- League: China Arena Football League
- Sport: Arena football
- Duration: November 13—23, 2019
- Games: 4
- Teams: 4
- Finals champions: Wuhan Gators (1st title)
- Runners-up: Beijing Lions

CAFL seasons
- ← 2016

= 2019 CAFL season =

The 2019 CAFL season was the second season of the China Arena Football League (CAFL).

==Background==
After the 2016 season, the Dalian Dragon Kings and Shenzhen Naja relocated to become the Shenyang Black Rhinos and Wuhan Gators, respectively. In June 2017, it was announced that the 2017 season was being moved to the spring of 2018. In January 2018, the league postponed the start of their second season to continue to establish business partnerships in China. The league has targeted a return to play in the autumn of 2019.

In September 2019, the CAFL released an abbreviated schedule, with a two-game regular season and a playoff tournament featuring all four teams, with games played November 6, 9, 20 and 23. Uniquely among professional football leagues, the CAFL playoff seeds were set as part of the schedule, with the semifinal round (December 6) consisting of the two matchups that did not play in the regular season. The winners of the semifinal round will play for the championship two days after the semifinals, and the losers for a consolation game the same day.

On November 8, the CAFL announced that the first game had been postponed to November 13. Two days later, the league announced that the regular season was canceled and that two of the four games scheduled would be played as exhibition games. In lieu of a regular season or semi-final playoffs, the CAFL instead held a single round-robin tournament with each team playing the other for 12 minutes, with no overtime in the event of a tie. The standings following those contests will then be used to seed the championship: the two lowest-ranked teams played a consolation round, and the two highest-ranked played for the CAFL championship. Both games were 24 minutes long, separated into two 12-minute halves, with overtime if necessary (which it was for the championship). The entirety of the CAFL tournament took place in Suzhou over the course of three days. All of the league games for the season were played at EtonHouse International School Suzhou.

## Dataset entries
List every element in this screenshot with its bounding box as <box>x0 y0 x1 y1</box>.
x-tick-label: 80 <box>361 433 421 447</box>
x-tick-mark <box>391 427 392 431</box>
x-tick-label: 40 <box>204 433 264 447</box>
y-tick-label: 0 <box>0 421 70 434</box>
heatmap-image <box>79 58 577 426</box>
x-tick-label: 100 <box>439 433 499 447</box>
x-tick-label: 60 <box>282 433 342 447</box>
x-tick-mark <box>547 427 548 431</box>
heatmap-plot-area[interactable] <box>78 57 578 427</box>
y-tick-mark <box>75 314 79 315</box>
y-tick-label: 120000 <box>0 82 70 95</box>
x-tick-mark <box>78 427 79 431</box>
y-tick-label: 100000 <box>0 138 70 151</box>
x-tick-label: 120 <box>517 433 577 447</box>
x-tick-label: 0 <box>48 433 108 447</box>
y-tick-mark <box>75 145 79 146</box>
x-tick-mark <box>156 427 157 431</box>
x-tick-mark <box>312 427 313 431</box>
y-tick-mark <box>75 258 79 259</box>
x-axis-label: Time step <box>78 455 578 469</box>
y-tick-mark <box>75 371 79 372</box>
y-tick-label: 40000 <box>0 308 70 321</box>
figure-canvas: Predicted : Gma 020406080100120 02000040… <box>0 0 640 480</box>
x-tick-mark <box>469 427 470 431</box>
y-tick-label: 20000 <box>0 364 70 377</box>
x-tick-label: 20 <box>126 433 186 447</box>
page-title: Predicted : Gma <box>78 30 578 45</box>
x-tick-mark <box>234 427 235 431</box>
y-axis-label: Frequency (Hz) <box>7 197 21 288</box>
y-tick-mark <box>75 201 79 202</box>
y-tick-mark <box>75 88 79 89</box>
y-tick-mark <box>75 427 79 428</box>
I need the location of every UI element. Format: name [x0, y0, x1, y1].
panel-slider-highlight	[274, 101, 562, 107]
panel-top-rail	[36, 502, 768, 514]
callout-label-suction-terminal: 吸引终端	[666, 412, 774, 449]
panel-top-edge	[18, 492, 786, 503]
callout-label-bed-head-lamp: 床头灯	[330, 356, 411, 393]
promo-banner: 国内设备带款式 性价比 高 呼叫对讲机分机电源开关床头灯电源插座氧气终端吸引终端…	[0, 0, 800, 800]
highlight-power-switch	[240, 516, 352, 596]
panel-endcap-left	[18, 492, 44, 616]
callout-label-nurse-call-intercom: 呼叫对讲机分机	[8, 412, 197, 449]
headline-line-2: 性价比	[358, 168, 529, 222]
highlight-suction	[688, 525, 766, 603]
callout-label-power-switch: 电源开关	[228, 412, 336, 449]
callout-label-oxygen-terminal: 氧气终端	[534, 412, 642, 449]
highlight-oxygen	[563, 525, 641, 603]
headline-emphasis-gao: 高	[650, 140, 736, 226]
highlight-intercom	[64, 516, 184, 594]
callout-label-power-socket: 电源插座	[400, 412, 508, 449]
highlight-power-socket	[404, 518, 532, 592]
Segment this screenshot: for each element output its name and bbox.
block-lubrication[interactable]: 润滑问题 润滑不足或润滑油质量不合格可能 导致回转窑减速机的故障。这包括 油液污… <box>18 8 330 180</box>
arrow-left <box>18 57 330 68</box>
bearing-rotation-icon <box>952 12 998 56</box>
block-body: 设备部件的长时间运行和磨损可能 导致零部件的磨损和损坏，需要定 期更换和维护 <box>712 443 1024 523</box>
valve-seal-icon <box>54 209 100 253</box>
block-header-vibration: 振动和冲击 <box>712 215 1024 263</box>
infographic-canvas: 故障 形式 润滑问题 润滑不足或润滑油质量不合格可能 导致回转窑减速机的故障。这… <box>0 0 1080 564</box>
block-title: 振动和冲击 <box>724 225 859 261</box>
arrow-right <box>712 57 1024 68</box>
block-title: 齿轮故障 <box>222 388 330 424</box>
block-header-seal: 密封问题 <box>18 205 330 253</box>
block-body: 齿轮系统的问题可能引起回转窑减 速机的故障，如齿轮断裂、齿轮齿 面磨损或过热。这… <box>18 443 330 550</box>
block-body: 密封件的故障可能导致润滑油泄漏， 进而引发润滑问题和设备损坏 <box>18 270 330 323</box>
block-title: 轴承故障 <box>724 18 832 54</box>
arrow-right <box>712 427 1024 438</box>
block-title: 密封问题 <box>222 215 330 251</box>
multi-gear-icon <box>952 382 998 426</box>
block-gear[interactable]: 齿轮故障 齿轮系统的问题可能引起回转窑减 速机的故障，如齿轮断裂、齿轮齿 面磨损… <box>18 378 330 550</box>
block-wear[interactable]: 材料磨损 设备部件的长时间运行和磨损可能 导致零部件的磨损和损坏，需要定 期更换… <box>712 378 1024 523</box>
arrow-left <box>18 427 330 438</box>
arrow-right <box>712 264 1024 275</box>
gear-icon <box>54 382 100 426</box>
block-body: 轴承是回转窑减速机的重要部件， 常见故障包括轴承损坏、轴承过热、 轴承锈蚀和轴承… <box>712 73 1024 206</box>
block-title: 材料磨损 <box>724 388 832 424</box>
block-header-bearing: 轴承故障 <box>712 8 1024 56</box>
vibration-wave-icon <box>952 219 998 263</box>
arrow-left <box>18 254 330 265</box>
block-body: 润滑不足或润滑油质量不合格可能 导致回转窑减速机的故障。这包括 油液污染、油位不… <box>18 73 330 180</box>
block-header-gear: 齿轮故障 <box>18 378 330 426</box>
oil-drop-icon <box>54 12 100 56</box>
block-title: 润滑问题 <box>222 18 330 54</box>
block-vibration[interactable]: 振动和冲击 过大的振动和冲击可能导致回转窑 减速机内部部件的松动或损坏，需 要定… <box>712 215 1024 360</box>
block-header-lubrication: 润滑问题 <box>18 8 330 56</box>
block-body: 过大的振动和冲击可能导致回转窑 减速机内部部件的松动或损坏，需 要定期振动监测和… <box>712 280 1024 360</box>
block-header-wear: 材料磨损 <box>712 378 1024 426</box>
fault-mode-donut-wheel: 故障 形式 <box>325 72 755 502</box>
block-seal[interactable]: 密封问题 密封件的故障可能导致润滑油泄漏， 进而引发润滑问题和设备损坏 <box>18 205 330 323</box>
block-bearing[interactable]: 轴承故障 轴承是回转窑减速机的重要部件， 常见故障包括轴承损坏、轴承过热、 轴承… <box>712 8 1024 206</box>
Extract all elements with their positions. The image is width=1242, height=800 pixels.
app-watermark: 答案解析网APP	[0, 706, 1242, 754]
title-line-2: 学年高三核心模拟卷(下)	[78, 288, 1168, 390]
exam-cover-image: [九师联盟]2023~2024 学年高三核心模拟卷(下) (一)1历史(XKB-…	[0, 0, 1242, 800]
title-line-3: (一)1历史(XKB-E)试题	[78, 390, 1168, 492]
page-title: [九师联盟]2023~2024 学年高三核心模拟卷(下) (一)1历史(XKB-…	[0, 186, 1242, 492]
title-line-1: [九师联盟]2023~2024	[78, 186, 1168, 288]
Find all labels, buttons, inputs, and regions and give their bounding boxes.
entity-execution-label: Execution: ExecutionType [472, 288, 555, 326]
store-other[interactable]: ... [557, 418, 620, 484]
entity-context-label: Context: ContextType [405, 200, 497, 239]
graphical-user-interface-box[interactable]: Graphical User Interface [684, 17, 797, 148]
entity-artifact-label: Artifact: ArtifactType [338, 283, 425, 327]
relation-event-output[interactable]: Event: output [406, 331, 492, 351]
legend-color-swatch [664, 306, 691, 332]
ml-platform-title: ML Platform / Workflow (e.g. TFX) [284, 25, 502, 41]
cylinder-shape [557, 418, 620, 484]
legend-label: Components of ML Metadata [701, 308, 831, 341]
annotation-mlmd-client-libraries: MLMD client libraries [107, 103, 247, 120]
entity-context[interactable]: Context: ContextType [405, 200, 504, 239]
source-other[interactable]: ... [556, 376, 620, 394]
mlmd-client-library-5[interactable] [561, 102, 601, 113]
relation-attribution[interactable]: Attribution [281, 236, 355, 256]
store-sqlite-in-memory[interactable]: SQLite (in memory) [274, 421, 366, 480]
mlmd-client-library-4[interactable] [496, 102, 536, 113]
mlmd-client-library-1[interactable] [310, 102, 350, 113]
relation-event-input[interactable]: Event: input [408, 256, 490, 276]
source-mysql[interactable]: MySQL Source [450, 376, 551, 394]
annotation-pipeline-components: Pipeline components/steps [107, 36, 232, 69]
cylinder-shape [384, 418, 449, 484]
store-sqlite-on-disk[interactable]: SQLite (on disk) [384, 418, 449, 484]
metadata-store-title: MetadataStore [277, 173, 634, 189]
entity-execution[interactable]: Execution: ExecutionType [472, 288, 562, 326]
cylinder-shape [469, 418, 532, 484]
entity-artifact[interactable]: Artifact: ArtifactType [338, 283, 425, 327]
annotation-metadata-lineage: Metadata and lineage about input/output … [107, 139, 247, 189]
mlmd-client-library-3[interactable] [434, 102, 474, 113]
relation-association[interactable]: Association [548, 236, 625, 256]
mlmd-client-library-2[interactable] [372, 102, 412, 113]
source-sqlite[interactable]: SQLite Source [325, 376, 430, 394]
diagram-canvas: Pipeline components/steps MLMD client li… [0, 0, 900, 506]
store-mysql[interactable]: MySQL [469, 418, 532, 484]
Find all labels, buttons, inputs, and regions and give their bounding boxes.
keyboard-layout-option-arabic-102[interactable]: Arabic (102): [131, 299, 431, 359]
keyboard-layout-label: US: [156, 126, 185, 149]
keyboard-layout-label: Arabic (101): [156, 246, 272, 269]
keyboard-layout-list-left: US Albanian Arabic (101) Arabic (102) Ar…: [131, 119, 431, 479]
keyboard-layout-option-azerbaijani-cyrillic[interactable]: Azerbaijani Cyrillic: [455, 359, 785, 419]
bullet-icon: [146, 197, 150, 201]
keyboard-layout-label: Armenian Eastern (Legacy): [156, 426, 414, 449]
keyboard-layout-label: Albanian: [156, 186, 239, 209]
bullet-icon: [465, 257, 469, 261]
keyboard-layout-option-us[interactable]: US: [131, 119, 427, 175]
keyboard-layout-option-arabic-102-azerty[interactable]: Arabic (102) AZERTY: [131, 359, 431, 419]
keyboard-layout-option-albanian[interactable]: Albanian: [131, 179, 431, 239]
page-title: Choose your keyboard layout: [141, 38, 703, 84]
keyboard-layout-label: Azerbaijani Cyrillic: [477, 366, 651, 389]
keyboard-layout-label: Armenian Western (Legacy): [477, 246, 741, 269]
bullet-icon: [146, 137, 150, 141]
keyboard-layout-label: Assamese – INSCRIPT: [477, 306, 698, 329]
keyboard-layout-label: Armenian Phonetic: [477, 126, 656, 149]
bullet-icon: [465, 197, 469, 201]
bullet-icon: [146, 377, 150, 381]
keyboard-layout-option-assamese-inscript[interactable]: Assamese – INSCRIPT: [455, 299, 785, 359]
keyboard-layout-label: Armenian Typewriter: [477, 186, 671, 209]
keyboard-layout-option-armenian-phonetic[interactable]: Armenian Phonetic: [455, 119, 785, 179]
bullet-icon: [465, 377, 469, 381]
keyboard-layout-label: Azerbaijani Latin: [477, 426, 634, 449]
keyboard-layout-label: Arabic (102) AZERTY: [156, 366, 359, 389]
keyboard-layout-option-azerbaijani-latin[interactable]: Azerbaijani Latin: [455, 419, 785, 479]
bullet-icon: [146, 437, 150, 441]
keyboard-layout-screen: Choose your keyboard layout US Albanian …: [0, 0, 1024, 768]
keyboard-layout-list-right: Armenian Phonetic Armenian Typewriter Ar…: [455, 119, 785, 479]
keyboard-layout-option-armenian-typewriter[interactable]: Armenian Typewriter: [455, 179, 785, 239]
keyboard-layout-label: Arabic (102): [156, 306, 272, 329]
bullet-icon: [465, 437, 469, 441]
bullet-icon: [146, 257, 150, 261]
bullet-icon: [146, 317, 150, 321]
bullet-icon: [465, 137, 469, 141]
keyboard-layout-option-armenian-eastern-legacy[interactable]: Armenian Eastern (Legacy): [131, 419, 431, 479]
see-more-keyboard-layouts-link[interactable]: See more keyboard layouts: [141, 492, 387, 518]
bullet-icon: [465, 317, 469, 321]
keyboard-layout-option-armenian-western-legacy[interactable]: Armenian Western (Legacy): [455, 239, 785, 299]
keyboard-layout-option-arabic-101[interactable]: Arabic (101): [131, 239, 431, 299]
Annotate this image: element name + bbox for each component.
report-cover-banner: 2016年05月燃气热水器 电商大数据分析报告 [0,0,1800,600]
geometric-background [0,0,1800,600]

## Required tasks
1 > Update the 2019 CAFL season text from "- Runners-up: Beijing" to "autumn of 2019.", changing "Dalian Dragon Kings" to "Dalian Dragons".
2 > Name every football team that appears in the 2019 CAFL season text.
The material has no connection to the 2019 CAFL season text.

## Solutions to the exercise
1 >
- Runners-up: Beijing Lions

CAFL seasons
- ← 2016

= 2019 CAFL season =

The 2019 CAFL season was the second season of the China Arena Football League (CAFL).

==Background==
After the 2016 season, the Dalian Dragons and Shenzhen Naja relocated to become the Shenyang Black Rhinos and Wuhan Gators, respectively. In June 2017, it was announced that the 2017 season was being moved to the spring of 2018. In January 2018, the league postponed the start of their second season to continue to establish business partnerships in China. The league has targeted a return to play in the autumn of 2019.

2 >
Wuhan Gators
Beijing Lions
Dalian Dragon Kings
Shenzhen Naja
Shenyang Black Rhinos